Look through the entries below and count the lines with the word "chez" in them; give only the number.

**Stored records**:
-- BEGIN --

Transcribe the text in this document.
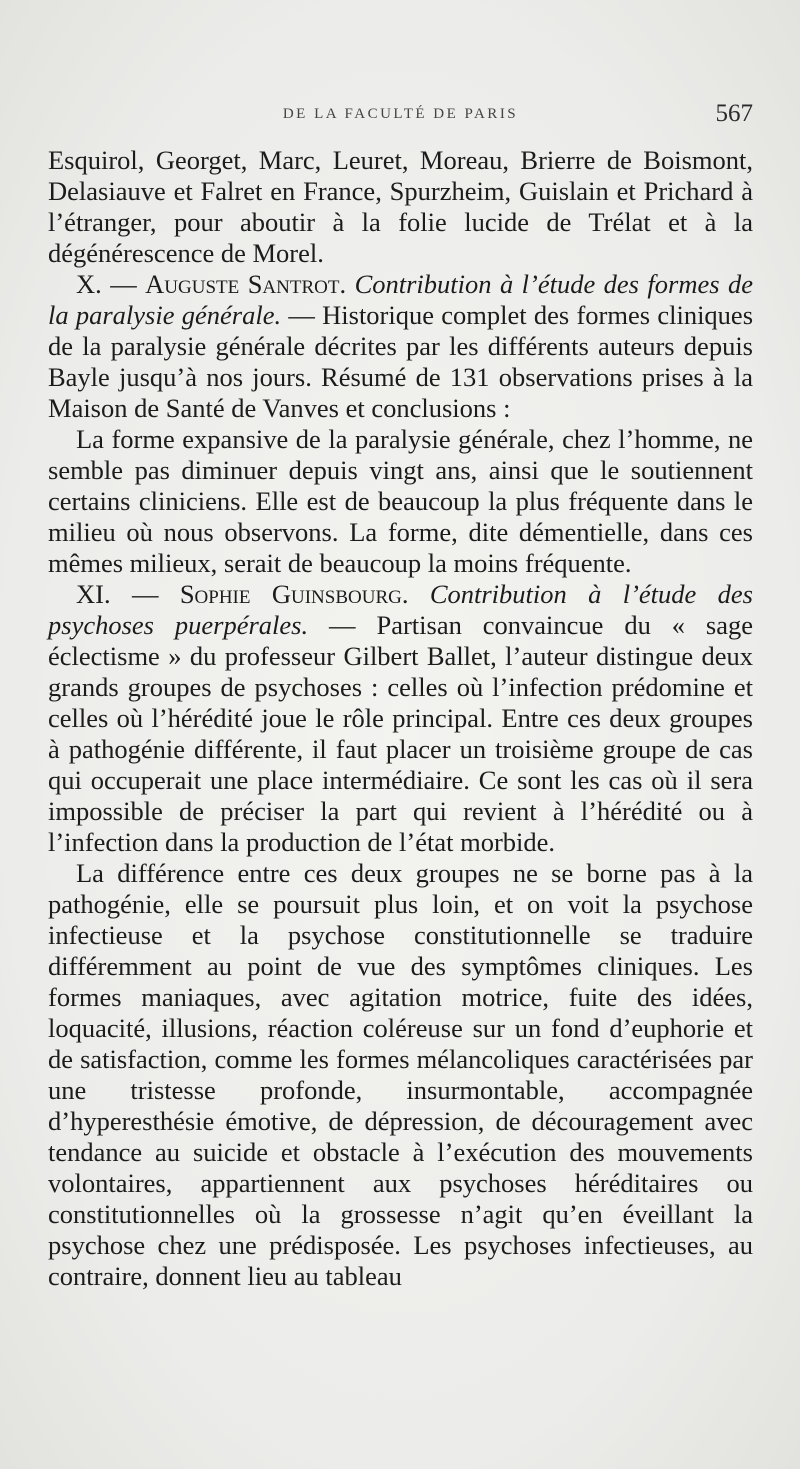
DE LA FACULTÉ DE PARIS	567

Esquirol, Georget, Marc, Leuret, Moreau, Brierre de Boismont, Delasiauve et Falret en France, Spurzheim, Guislain et Prichard à l’étranger, pour aboutir à la folie lucide de Trélat et à la dégénérescence de Morel.

X. — Auguste Santrot. Contribution à l’étude des formes de la paralysie générale. — Historique complet des formes cliniques de la paralysie générale décrites par les différents auteurs depuis Bayle jusqu’à nos jours. Résumé de 131 observations prises à la Maison de Santé de Vanves et conclusions :

La forme expansive de la paralysie générale, chez l’homme, ne semble pas diminuer depuis vingt ans, ainsi que le soutiennent certains cliniciens. Elle est de beaucoup la plus fréquente dans le milieu où nous observons. La forme, dite démentielle, dans ces mêmes milieux, serait de beaucoup la moins fréquente.

XI. — Sophie Guinsbourg. Contribution à l’étude des psychoses puerpérales. — Partisan convaincue du « sage éclectisme » du professeur Gilbert Ballet, l’auteur distingue deux grands groupes de psychoses : celles où l’infection prédomine et celles où l’hérédité joue le rôle principal. Entre ces deux groupes à pathogénie différente, il faut placer un troisième groupe de cas qui occuperait une place intermédiaire. Ce sont les cas où il sera impossible de préciser la part qui revient à l’hérédité ou à l’infection dans la production de l’état morbide.

La différence entre ces deux groupes ne se borne pas à la pathogénie, elle se poursuit plus loin, et on voit la psychose infectieuse et la psychose constitutionnelle se traduire différemment au point de vue des symptômes cliniques. Les formes maniaques, avec agitation motrice, fuite des idées, loquacité, illusions, réaction coléreuse sur un fond d’euphorie et de satisfaction, comme les formes mélancoliques caractérisées par une tristesse profonde, insurmontable, accompagnée d’hyperesthésie émotive, de dépression, de découragement avec tendance au suicide et obstacle à l’exécution des mouvements volontaires, appartiennent aux psychoses héréditaires ou constitutionnelles où la grossesse n’agit qu’en éveillant la psychose chez une prédisposée. Les psychoses infectieuses, au contraire, donnent lieu au tableau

-- END --

**Solution below**:
2